» DO THIS: Keep only the lines that hold the string "title", filtering out the rest of the entries below.

» DATA IN THIS EXERCISE:
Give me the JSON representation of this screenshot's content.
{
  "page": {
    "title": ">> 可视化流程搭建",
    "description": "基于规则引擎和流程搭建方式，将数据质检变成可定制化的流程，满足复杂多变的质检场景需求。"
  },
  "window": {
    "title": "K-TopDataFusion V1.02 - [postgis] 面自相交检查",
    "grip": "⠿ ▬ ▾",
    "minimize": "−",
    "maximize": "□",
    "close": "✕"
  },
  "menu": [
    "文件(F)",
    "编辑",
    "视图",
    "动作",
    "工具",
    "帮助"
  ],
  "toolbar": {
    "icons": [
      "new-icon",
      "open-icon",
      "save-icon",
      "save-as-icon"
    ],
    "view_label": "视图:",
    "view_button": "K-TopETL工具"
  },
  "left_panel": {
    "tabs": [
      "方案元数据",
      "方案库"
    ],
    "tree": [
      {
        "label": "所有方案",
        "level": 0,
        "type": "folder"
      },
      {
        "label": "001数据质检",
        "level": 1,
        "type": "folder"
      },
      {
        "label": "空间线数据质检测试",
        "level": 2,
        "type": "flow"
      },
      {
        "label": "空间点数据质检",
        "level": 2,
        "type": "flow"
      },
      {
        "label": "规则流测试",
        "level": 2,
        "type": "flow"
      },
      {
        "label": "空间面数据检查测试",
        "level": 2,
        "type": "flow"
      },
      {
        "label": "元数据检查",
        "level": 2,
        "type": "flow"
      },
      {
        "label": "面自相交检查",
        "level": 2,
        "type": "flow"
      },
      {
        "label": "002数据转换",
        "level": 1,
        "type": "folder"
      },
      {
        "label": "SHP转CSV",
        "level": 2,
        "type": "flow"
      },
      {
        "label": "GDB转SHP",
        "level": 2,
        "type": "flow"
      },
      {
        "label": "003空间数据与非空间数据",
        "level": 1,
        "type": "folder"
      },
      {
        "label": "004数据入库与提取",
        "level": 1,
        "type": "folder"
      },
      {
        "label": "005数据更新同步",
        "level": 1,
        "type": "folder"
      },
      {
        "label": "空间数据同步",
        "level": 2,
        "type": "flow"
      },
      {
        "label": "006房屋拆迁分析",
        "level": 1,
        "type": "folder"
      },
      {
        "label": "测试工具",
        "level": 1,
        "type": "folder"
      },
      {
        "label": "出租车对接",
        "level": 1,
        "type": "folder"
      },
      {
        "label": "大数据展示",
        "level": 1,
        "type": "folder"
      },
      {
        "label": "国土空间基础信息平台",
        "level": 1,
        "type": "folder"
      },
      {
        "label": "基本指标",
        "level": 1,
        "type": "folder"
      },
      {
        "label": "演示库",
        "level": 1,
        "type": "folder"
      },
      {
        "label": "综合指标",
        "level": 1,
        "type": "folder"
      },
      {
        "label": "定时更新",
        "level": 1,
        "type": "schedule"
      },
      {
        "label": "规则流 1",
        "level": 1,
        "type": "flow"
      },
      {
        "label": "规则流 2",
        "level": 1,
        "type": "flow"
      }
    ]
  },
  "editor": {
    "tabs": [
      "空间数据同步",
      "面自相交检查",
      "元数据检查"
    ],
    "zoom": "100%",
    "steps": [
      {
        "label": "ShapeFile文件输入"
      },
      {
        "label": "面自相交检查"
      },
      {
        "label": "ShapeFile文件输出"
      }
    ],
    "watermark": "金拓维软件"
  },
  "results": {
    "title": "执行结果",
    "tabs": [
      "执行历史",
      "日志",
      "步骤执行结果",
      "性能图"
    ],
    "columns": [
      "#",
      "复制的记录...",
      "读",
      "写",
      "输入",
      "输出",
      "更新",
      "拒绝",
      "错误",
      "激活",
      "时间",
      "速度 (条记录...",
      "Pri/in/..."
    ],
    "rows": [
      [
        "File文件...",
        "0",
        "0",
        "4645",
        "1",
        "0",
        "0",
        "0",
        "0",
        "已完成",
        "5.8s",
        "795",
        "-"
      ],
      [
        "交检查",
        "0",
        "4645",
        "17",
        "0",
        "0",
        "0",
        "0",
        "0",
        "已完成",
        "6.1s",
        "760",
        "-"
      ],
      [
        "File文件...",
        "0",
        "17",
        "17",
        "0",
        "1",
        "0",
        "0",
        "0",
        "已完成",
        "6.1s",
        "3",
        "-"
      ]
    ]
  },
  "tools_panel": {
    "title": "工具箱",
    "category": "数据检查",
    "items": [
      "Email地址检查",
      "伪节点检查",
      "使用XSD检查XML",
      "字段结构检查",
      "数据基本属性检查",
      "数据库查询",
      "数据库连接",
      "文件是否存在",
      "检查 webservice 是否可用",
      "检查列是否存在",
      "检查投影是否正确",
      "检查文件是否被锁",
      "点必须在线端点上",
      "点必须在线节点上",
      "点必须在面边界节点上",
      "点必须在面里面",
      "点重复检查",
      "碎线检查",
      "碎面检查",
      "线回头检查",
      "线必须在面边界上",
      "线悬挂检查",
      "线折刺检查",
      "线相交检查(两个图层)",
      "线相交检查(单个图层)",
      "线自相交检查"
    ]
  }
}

» ANSWER TO THE EXERCISE:
    "title": ">> 可视化流程搭建",
    "title": "K-TopDataFusion V1.02 - [postgis] 面自相交检查",
    "title": "执行结果",
    "title": "工具箱",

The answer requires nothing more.